Reproduce the entries word for word, and omit any picture you find in them.

-- Start Supplied material --

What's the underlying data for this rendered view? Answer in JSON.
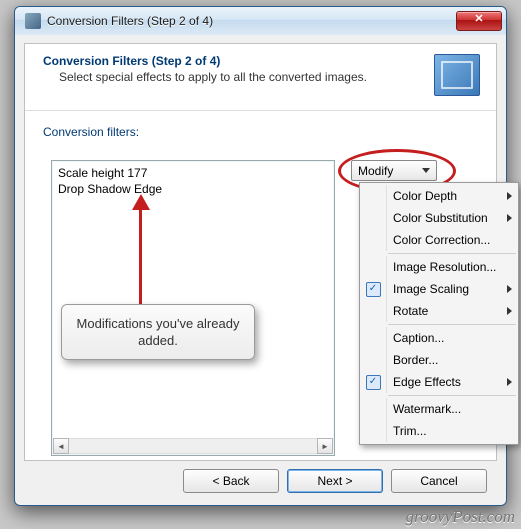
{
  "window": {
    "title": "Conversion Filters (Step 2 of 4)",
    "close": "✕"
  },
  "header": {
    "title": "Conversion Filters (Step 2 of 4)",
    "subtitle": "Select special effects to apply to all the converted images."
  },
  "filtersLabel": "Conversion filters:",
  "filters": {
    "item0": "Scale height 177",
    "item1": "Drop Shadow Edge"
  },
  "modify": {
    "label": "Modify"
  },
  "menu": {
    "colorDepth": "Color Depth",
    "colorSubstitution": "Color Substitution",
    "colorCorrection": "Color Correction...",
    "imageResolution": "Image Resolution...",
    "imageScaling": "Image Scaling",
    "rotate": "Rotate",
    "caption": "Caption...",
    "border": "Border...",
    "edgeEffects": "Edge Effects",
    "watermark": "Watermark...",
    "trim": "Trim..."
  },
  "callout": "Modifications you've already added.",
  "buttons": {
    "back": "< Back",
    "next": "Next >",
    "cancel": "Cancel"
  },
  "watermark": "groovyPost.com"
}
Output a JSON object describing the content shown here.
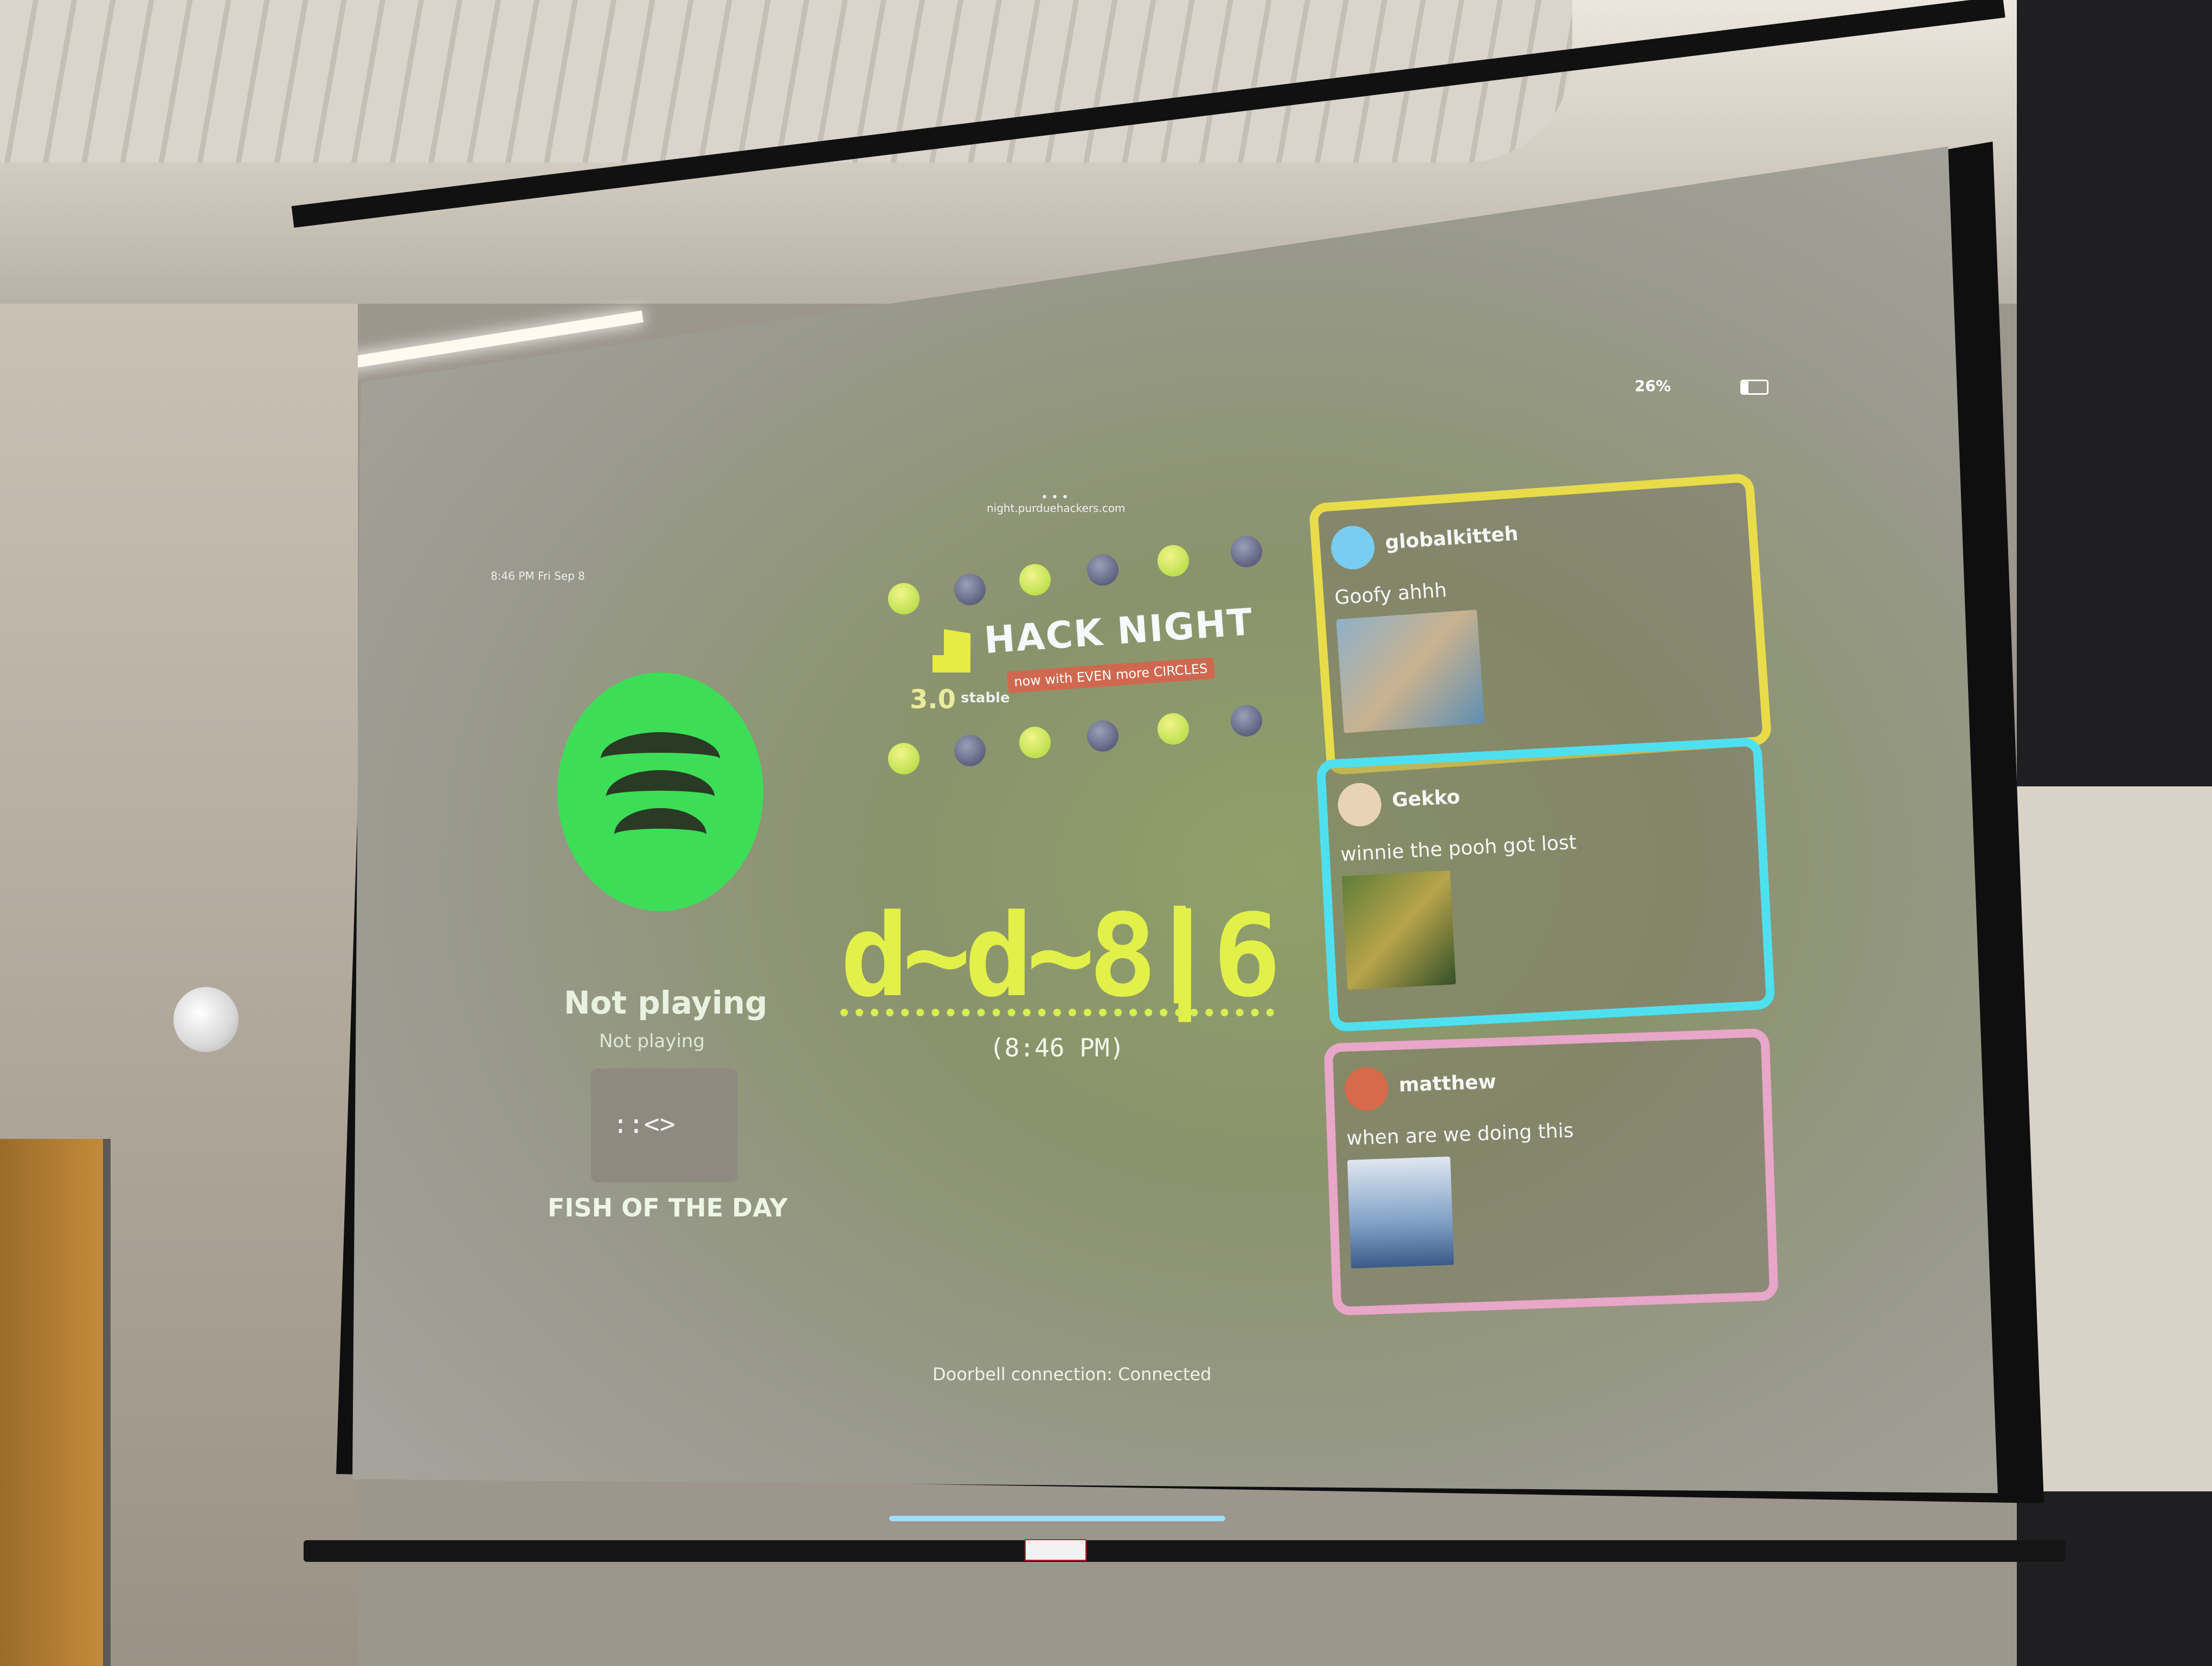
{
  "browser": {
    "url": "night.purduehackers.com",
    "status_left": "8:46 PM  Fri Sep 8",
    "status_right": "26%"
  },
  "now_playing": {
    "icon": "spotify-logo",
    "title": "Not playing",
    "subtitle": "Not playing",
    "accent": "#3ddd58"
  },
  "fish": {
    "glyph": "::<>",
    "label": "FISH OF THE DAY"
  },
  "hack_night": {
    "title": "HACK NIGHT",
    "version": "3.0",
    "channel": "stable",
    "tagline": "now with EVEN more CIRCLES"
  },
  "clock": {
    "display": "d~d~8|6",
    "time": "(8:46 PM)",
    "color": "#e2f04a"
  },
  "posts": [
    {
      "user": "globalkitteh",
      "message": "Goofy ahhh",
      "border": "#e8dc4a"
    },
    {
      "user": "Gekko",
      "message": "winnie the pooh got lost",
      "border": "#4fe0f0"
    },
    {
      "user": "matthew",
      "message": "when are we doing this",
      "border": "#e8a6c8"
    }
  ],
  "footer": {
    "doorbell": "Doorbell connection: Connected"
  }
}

-- End Supplied material --

● Solved exercise
What's the underlying data for this rendered view? Answer in JSON.
{
  "window": {
    "title": "Conversion Filters (Step 2 of 4)",
    "close": "✕"
  },
  "header": {
    "title": "Conversion Filters (Step 2 of 4)",
    "subtitle": "Select special effects to apply to all the converted images."
  },
  "filtersLabel": "Conversion filters:",
  "filters": {
    "item0": "Scale height 177",
    "item1": "Drop Shadow Edge"
  },
  "modify": {
    "label": "Modify"
  },
  "menu": {
    "colorDepth": "Color Depth",
    "colorSubstitution": "Color Substitution",
    "colorCorrection": "Color Correction...",
    "imageResolution": "Image Resolution...",
    "imageScaling": "Image Scaling",
    "rotate": "Rotate",
    "caption": "Caption...",
    "border": "Border...",
    "edgeEffects": "Edge Effects",
    "watermark": "Watermark...",
    "trim": "Trim..."
  },
  "callout": "Modifications you've already added.",
  "buttons": {
    "back": "< Back",
    "next": "Next >",
    "cancel": "Cancel"
  },
  "watermark": "groovyPost.com"
}
Output a JSON object describing the content shown here.
{
  "browser": {
    "url": "night.purduehackers.com",
    "status_left": "8:46 PM  Fri Sep 8",
    "status_right": "26%"
  },
  "now_playing": {
    "icon": "spotify-logo",
    "title": "Not playing",
    "subtitle": "Not playing",
    "accent": "#3ddd58"
  },
  "fish": {
    "glyph": "::<>",
    "label": "FISH OF THE DAY"
  },
  "hack_night": {
    "title": "HACK NIGHT",
    "version": "3.0",
    "channel": "stable",
    "tagline": "now with EVEN more CIRCLES"
  },
  "clock": {
    "display": "d~d~8|6",
    "time": "(8:46 PM)",
    "color": "#e2f04a"
  },
  "posts": [
    {
      "user": "globalkitteh",
      "message": "Goofy ahhh",
      "border": "#e8dc4a"
    },
    {
      "user": "Gekko",
      "message": "winnie the pooh got lost",
      "border": "#4fe0f0"
    },
    {
      "user": "matthew",
      "message": "when are we doing this",
      "border": "#e8a6c8"
    }
  ],
  "footer": {
    "doorbell": "Doorbell connection: Connected"
  }
}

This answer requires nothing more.